# [EXERCISE AIM]
Copy every entry below exactly, from the line containing "Localize all elements." down through the line containing "caption: irinamonatik ❄", including both of those lines.

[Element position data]
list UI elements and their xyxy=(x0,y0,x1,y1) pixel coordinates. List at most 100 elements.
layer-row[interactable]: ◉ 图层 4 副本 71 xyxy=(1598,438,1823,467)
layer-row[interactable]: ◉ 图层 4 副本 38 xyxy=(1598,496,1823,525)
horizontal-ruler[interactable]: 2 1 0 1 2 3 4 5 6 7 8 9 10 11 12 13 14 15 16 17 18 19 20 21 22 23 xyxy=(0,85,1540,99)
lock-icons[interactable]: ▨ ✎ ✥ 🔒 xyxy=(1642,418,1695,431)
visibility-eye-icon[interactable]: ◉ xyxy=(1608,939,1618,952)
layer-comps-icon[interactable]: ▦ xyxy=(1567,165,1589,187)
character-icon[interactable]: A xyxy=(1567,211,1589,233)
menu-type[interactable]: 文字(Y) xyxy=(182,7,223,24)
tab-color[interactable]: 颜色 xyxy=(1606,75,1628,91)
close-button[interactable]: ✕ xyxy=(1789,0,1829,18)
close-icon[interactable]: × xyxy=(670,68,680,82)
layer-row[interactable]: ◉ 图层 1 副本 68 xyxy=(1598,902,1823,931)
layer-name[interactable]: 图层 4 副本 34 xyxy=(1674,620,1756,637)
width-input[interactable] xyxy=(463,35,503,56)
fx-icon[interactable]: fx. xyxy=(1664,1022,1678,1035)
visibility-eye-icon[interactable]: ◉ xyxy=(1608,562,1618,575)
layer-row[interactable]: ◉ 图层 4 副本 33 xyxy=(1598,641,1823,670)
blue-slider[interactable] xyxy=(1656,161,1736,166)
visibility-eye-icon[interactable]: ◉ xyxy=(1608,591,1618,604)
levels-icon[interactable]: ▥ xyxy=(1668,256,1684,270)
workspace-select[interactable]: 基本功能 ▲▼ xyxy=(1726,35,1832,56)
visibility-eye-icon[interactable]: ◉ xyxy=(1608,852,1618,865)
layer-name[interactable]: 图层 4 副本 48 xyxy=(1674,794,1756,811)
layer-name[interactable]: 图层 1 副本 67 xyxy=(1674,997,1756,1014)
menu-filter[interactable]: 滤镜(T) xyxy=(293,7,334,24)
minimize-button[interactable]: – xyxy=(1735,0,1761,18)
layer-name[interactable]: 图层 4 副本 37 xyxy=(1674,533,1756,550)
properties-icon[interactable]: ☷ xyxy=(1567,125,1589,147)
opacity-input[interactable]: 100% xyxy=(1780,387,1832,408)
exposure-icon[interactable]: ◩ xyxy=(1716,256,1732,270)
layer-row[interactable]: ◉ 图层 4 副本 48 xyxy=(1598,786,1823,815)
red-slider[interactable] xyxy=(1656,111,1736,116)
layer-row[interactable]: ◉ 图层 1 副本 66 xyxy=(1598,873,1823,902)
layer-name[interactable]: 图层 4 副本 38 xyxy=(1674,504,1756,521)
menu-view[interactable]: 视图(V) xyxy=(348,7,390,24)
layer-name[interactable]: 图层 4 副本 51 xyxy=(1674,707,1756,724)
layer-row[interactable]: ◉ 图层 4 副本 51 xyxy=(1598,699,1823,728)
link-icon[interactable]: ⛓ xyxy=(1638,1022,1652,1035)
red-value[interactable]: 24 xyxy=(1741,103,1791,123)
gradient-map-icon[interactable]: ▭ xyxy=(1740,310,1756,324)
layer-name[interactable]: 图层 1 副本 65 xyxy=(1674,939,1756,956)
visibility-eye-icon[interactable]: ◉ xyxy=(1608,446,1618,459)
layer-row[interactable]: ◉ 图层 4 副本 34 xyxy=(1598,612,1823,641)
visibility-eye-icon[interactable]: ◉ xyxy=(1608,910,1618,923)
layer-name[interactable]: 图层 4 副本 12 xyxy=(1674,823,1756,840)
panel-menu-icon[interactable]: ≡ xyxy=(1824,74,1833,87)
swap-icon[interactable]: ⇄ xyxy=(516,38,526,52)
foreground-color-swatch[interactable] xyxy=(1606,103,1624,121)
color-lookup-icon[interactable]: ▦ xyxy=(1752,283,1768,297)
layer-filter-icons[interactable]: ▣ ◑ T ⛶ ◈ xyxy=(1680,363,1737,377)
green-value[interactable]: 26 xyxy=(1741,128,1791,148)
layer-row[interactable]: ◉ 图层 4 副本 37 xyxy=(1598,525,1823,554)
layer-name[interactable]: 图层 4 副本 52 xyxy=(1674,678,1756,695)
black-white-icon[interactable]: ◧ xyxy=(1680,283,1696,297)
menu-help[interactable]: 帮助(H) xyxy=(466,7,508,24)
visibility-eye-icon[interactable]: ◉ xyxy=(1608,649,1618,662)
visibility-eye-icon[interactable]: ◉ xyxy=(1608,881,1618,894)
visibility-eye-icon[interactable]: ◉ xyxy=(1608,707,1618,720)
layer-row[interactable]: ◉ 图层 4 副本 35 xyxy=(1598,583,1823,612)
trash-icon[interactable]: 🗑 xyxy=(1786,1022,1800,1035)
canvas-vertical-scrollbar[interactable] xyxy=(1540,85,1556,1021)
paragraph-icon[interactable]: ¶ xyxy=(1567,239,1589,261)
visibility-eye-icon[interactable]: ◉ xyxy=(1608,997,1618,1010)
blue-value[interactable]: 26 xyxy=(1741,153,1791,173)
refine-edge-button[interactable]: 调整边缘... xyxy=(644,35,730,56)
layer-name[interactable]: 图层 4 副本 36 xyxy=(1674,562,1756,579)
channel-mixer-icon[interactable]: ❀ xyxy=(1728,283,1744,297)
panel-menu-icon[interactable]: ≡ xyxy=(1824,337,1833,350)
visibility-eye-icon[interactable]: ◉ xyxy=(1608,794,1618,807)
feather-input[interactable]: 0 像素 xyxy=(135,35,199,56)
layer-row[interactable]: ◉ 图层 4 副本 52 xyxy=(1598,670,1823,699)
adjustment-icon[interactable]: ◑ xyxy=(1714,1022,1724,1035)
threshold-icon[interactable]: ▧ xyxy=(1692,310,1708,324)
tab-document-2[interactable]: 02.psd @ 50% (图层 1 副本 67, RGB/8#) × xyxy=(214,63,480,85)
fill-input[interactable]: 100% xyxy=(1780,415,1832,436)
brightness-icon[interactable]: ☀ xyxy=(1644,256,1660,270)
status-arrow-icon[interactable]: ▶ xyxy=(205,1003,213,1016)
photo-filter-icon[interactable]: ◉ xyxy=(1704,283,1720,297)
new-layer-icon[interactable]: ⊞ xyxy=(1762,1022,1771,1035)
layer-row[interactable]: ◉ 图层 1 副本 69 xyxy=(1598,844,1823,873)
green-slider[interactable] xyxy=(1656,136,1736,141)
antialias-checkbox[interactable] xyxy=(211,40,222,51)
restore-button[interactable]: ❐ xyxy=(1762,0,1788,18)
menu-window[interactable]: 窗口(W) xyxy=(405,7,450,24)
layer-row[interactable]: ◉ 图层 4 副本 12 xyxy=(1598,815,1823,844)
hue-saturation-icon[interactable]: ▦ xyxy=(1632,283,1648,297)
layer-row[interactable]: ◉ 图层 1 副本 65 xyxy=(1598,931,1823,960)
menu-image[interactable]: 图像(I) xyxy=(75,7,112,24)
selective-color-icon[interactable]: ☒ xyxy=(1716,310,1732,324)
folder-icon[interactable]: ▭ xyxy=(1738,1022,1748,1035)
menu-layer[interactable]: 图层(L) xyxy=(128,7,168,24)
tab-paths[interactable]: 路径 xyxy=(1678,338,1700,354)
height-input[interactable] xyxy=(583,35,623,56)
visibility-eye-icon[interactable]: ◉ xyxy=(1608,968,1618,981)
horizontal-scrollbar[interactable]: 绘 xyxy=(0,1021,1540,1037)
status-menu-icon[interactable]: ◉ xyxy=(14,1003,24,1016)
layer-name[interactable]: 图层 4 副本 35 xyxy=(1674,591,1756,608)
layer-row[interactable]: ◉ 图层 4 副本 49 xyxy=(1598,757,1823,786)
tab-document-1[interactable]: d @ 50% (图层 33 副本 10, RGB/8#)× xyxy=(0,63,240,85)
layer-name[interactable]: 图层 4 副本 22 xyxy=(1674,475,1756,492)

...

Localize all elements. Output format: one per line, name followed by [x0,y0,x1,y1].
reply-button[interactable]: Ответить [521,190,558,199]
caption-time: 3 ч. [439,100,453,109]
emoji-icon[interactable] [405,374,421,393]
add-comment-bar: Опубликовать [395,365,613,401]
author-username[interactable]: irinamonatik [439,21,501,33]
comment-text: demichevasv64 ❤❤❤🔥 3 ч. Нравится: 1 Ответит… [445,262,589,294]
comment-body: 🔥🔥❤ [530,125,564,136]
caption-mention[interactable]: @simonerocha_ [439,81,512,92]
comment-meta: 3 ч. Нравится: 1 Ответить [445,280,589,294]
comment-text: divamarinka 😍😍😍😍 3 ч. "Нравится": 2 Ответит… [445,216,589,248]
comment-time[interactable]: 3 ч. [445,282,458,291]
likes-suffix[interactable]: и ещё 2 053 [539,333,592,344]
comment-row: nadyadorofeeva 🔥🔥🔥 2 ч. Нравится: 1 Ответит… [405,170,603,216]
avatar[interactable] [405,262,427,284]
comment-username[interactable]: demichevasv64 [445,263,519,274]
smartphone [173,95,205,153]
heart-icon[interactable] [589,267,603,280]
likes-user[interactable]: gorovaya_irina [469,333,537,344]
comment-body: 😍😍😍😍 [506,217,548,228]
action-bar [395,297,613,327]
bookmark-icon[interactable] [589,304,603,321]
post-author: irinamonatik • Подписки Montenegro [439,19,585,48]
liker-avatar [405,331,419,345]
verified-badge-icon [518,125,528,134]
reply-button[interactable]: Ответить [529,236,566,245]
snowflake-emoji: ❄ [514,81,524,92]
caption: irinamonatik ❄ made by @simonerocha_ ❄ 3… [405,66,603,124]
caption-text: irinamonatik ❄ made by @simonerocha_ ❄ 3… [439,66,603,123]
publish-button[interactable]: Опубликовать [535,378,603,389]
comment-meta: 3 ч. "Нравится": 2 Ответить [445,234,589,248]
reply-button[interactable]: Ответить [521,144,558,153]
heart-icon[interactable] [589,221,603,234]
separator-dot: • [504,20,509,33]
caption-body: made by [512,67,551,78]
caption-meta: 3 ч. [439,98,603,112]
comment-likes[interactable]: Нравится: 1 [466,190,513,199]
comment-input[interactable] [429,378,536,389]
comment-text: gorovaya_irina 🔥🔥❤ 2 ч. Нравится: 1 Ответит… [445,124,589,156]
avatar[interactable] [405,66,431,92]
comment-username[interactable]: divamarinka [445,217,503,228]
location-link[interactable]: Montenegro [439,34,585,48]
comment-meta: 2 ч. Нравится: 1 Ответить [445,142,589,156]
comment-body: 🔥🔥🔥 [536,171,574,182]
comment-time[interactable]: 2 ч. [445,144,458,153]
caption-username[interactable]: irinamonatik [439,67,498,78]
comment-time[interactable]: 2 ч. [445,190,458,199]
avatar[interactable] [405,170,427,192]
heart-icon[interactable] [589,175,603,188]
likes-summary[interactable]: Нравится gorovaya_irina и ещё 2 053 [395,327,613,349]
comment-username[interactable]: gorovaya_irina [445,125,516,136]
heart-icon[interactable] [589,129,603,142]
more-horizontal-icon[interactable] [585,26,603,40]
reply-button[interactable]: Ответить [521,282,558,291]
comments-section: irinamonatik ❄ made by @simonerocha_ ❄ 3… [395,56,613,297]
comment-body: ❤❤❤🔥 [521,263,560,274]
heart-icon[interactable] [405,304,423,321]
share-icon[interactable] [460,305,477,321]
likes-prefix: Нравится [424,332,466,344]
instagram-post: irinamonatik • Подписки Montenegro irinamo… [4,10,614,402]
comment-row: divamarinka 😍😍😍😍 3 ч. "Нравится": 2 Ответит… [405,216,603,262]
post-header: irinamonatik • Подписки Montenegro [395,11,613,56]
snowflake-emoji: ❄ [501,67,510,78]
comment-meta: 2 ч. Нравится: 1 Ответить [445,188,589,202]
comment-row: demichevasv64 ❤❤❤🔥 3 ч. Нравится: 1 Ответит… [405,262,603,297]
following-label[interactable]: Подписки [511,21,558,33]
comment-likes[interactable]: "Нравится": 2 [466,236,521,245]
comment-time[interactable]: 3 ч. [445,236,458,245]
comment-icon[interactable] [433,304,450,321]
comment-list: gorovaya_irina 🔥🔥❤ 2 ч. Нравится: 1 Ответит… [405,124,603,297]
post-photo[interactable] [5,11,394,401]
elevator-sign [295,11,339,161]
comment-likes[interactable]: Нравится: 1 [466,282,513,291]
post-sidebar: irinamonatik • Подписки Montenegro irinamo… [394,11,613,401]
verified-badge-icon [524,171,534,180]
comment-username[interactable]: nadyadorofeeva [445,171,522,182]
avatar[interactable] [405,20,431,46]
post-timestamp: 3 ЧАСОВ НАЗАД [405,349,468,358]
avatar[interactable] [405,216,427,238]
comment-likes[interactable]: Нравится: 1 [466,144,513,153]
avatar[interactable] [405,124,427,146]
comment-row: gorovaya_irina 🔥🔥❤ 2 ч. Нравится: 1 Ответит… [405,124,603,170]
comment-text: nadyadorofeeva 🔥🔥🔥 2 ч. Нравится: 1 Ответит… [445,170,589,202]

# [TASK SOLUTION]
Localize all elements. Output format: one per line, name followed by [x0,y0,x1,y1].
reply-button[interactable]: Ответить [521,190,558,199]
caption-time: 3 ч. [439,100,453,109]
emoji-icon[interactable] [405,374,421,393]
add-comment-bar: Опубликовать [395,365,613,401]
author-username[interactable]: irinamonatik [439,21,501,33]
comment-text: demichevasv64 ❤❤❤🔥 3 ч. Нравится: 1 Ответит… [445,262,589,294]
comment-body: 🔥🔥❤ [530,125,564,136]
caption-mention[interactable]: @simonerocha_ [439,81,512,92]
comment-meta: 3 ч. Нравится: 1 Ответить [445,280,589,294]
comment-text: divamarinka 😍😍😍😍 3 ч. "Нравится": 2 Ответит… [445,216,589,248]
comment-time[interactable]: 3 ч. [445,282,458,291]
likes-suffix[interactable]: и ещё 2 053 [539,333,592,344]
comment-row: nadyadorofeeva 🔥🔥🔥 2 ч. Нравится: 1 Ответит… [405,170,603,216]
avatar[interactable] [405,262,427,284]
comment-username[interactable]: demichevasv64 [445,263,519,274]
smartphone [173,95,205,153]
heart-icon[interactable] [589,267,603,280]
likes-user[interactable]: gorovaya_irina [469,333,537,344]
comment-body: 😍😍😍😍 [506,217,548,228]
action-bar [395,297,613,327]
bookmark-icon[interactable] [589,304,603,321]
post-author: irinamonatik • Подписки Montenegro [439,19,585,48]
liker-avatar [405,331,419,345]
verified-badge-icon [518,125,528,134]
reply-button[interactable]: Ответить [529,236,566,245]
snowflake-emoji: ❄ [514,81,524,92]
caption: irinamonatik ❄ made by @simonerocha_ ❄ 3… [405,66,603,124]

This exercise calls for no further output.